* **EXERCISE DIRECTIONS**: In the following material, identify every line holding the string "with" and return it.
# DATASET RECORDS start
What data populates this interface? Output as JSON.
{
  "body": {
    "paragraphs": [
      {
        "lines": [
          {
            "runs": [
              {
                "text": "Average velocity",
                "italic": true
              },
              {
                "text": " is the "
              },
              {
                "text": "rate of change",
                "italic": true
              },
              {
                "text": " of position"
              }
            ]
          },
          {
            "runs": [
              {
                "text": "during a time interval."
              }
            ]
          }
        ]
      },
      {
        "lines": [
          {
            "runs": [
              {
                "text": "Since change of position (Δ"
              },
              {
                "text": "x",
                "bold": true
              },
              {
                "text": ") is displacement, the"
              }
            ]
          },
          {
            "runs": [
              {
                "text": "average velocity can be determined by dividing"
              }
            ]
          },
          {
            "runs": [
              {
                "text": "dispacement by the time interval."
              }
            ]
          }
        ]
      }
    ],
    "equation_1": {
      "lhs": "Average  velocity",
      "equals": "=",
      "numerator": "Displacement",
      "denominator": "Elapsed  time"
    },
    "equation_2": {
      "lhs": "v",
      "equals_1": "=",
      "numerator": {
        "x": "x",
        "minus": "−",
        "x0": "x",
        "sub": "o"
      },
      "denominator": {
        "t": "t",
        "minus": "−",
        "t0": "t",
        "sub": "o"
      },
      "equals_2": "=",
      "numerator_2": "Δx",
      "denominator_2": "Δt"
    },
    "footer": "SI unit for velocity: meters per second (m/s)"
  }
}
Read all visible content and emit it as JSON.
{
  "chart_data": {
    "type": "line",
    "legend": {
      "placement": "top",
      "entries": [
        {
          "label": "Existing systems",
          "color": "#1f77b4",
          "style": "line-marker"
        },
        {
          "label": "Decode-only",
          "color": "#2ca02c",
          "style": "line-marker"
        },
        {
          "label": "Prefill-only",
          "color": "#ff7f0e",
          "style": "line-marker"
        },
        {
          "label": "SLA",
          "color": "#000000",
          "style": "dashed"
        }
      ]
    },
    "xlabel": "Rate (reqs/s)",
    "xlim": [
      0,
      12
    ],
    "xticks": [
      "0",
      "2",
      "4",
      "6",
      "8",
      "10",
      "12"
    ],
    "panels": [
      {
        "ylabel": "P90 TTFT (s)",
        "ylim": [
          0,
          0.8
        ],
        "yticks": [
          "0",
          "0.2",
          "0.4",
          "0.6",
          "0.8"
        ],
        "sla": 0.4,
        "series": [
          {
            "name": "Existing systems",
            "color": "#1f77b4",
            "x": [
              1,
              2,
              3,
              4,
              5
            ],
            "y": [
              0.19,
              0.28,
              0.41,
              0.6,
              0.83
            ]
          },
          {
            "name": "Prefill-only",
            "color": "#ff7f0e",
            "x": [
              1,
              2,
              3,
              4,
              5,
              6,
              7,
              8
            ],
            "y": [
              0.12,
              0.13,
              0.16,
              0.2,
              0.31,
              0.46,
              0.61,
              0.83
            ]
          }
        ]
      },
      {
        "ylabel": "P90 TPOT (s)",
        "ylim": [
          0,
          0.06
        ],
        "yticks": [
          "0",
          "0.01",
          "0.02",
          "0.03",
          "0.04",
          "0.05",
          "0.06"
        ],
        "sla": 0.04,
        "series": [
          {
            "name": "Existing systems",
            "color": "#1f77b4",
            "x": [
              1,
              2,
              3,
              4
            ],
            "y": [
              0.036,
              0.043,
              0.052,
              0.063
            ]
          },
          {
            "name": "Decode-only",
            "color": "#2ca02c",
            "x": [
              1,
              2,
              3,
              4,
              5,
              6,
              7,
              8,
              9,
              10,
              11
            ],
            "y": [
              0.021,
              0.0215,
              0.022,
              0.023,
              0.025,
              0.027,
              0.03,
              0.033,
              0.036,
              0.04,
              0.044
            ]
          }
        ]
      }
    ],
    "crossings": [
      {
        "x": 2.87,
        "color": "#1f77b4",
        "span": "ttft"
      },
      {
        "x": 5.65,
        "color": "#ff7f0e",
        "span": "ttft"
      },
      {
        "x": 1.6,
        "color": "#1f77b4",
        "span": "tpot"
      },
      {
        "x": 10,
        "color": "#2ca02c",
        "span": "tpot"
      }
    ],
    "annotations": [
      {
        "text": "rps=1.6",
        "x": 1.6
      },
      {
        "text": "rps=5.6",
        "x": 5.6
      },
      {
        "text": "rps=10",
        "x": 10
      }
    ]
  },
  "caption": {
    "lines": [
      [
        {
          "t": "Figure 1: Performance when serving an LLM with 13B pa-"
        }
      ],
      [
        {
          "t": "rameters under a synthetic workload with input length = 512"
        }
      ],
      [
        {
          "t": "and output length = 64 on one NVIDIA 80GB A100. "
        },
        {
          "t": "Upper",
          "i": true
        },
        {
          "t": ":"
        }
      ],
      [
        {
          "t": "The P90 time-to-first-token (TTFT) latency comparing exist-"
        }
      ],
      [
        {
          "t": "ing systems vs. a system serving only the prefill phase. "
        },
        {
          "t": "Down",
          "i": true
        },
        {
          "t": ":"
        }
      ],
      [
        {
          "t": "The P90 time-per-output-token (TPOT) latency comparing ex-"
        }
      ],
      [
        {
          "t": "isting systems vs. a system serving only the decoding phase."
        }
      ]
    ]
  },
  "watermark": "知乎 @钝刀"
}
# DATASET RECORDS end
* **RESPONSE TO THE TASK**:
          "t": "Figure 1: Performance when serving an LLM with 13B pa-"
          "t": "rameters under a synthetic workload with input length = 512"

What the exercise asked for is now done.